### [Stated task]
Locate the word "document" in the data below, then copy every line that holds it.

### [Dataset extract]
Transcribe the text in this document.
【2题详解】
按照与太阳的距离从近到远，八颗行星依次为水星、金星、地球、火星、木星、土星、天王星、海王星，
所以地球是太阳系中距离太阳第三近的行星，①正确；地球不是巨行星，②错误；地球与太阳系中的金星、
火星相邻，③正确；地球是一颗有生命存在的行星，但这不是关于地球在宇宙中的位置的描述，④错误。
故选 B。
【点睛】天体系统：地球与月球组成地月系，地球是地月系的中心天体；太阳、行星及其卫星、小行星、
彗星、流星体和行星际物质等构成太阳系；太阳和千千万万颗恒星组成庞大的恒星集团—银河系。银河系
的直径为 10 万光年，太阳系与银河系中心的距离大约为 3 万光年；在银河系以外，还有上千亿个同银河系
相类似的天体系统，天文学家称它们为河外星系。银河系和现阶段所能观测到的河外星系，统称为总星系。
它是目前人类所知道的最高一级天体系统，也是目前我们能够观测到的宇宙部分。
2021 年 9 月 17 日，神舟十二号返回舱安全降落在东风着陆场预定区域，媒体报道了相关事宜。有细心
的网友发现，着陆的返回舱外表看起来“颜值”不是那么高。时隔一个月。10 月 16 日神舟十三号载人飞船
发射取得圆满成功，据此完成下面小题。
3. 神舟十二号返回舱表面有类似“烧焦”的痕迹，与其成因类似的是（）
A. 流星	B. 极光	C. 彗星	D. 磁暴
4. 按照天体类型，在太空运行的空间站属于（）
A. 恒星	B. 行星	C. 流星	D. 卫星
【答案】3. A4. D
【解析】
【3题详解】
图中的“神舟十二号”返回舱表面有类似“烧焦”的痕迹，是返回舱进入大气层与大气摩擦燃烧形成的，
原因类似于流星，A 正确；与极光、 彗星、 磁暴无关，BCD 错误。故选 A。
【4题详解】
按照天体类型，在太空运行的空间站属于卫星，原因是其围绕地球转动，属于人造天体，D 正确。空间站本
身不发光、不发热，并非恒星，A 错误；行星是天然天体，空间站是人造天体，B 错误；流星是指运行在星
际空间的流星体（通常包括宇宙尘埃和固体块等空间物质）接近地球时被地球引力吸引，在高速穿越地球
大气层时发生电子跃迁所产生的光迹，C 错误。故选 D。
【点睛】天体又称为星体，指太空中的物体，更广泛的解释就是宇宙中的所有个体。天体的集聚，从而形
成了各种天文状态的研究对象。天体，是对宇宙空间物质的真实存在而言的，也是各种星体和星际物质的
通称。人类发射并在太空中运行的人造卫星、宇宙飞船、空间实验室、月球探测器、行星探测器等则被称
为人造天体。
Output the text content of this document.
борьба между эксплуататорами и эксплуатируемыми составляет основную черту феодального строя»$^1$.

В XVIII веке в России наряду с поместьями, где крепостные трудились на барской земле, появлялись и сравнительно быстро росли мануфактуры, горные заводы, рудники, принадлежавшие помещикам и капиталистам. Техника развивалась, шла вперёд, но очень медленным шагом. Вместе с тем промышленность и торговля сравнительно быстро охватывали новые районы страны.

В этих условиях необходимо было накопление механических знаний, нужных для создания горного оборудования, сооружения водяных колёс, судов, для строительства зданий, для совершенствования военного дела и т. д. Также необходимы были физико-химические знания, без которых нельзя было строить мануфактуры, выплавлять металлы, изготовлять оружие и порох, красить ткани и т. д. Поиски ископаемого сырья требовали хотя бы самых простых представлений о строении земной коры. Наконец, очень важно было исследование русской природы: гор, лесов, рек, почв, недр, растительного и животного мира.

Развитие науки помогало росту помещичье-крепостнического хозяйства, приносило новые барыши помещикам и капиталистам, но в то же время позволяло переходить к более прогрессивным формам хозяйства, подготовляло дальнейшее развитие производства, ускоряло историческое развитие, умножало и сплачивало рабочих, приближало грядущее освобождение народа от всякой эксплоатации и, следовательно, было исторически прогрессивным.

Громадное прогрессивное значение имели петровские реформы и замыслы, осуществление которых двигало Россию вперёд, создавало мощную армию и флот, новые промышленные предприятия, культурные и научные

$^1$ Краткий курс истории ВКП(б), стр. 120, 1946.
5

### [Output]
Transcribe the text in this document.
Output the text content of this document.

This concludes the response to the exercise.